Source data
○ ○ ○ ○ ○

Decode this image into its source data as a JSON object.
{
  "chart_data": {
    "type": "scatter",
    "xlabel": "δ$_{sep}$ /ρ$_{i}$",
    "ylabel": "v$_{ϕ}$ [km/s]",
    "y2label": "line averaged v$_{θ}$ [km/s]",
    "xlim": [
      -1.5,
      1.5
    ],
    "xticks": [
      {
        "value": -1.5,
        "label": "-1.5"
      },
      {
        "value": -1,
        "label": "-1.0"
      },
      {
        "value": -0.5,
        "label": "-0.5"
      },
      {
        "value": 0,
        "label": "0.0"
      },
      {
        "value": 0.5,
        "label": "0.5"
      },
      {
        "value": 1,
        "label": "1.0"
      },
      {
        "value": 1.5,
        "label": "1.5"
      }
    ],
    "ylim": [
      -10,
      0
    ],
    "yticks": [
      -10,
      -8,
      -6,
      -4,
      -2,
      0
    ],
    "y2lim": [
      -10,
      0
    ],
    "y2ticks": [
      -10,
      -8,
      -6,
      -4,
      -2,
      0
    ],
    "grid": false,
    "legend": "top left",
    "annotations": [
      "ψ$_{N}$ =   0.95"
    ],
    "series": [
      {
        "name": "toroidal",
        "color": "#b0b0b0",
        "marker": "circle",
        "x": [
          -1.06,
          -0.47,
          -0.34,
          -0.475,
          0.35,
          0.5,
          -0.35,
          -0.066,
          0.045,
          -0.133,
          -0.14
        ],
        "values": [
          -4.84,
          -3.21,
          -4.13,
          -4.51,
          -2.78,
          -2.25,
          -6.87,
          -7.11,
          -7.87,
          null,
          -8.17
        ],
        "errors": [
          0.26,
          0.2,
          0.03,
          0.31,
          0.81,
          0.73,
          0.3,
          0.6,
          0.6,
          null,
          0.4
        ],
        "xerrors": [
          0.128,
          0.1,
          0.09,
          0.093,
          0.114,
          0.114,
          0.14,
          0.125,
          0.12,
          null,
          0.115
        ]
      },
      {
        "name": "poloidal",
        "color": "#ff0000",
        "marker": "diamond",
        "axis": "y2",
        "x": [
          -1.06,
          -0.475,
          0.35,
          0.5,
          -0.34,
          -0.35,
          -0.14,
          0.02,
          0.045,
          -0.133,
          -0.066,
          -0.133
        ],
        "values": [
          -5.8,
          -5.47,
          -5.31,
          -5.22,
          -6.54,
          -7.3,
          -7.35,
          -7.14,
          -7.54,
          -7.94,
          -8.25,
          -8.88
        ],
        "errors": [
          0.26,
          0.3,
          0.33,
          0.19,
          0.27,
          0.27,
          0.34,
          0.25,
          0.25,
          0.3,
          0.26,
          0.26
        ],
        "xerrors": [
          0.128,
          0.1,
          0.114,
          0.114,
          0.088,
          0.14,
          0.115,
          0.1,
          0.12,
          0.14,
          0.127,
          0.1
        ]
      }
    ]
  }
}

○ ○ ○ ○ ○

▶ [Exercise requirements] Reproduce all the records precisely.

▶ [Solution to this problem]
Decode this image into its source data as a JSON object.
{
  "chart_data": {
    "type": "scatter",
    "xlabel": "δ$_{sep}$ /ρ$_{i}$",
    "ylabel": "v$_{ϕ}$ [km/s]",
    "y2label": "line averaged v$_{θ}$ [km/s]",
    "xlim": [
      -1.5,
      1.5
    ],
    "xticks": [
      {
        "value": -1.5,
        "label": "-1.5"
      },
      {
        "value": -1,
        "label": "-1.0"
      },
      {
        "value": -0.5,
        "label": "-0.5"
      },
      {
        "value": 0,
        "label": "0.0"
      },
      {
        "value": 0.5,
        "label": "0.5"
      },
      {
        "value": 1,
        "label": "1.0"
      },
      {
        "value": 1.5,
        "label": "1.5"
      }
    ],
    "ylim": [
      -10,
      0
    ],
    "yticks": [
      -10,
      -8,
      -6,
      -4,
      -2,
      0
    ],
    "y2lim": [
      -10,
      0
    ],
    "y2ticks": [
      -10,
      -8,
      -6,
      -4,
      -2,
      0
    ],
    "grid": false,
    "legend": "top left",
    "annotations": [
      "ψ$_{N}$ =   0.95"
    ],
    "series": [
      {
        "name": "toroidal",
        "color": "#b0b0b0",
        "marker": "circle",
        "x": [
          -1.06,
          -0.47,
          -0.34,
          -0.475,
          0.35,
          0.5,
          -0.35,
          -0.066,
          0.045,
          -0.133,
          -0.14
        ],
        "values": [
          -4.84,
          -3.21,
          -4.13,
          -4.51,
          -2.78,
          -2.25,
          -6.87,
          -7.11,
          -7.87,
          null,
          -8.17
        ],
        "errors": [
          0.26,
          0.2,
          0.03,
          0.31,
          0.81,
          0.73,
          0.3,
          0.6,
          0.6,
          null,
          0.4
        ],
        "xerrors": [
          0.128,
          0.1,
          0.09,
          0.093,
          0.114,
          0.114,
          0.14,
          0.125,
          0.12,
          null,
          0.115
        ]
      },
      {
        "name": "poloidal",
        "color": "#ff0000",
        "marker": "diamond",
        "axis": "y2",
        "x": [
          -1.06,
          -0.475,
          0.35,
          0.5,
          -0.34,
          -0.35,
          -0.14,
          0.02,
          0.045,
          -0.133,
          -0.066,
          -0.133
        ],
        "values": [
          -5.8,
          -5.47,
          -5.31,
          -5.22,
          -6.54,
          -7.3,
          -7.35,
          -7.14,
          -7.54,
          -7.94,
          -8.25,
          -8.88
        ],
        "errors": [
          0.26,
          0.3,
          0.33,
          0.19,
          0.27,
          0.27,
          0.34,
          0.25,
          0.25,
          0.3,
          0.26,
          0.26
        ],
        "xerrors": [
          0.128,
          0.1,
          0.114,
          0.114,
          0.088,
          0.14,
          0.115,
          0.1,
          0.12,
          0.14,
          0.127,
          0.1
        ]
      }
    ]
  }
}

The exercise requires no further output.